Give only the number of lines where "result" occurs.

+++

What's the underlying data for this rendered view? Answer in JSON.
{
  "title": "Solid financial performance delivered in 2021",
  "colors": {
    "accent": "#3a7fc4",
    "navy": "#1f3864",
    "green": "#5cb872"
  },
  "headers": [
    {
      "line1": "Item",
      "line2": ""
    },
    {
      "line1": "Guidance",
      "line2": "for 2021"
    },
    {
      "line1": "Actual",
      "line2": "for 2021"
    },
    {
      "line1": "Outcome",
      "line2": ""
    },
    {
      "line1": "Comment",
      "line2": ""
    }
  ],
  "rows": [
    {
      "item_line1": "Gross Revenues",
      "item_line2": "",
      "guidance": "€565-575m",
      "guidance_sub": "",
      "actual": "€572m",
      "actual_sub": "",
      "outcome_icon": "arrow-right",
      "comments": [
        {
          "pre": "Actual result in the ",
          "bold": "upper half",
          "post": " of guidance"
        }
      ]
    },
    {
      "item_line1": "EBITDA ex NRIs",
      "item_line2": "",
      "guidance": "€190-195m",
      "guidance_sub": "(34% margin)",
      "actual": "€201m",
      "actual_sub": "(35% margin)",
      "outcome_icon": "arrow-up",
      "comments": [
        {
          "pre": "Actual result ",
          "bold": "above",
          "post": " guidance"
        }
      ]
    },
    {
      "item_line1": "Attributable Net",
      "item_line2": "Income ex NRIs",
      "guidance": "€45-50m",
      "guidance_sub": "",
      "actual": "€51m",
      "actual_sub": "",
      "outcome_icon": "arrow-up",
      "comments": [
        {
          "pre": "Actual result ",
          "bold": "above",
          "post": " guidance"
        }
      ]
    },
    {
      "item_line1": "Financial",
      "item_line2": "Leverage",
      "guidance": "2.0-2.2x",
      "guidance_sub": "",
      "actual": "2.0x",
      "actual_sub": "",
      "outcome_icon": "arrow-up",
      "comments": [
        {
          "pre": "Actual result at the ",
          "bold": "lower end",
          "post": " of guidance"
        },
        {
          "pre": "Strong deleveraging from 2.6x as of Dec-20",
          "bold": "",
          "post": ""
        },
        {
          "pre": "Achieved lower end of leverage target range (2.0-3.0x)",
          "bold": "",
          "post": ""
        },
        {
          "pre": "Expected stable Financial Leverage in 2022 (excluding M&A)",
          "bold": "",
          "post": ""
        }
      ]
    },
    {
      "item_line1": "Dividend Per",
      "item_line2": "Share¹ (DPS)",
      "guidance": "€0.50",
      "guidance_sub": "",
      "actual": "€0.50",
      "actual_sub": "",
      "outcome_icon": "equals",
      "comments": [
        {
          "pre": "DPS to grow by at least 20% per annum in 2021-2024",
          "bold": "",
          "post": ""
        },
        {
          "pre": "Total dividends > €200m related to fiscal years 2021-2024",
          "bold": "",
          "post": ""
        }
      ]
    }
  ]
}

+++

### The answer
4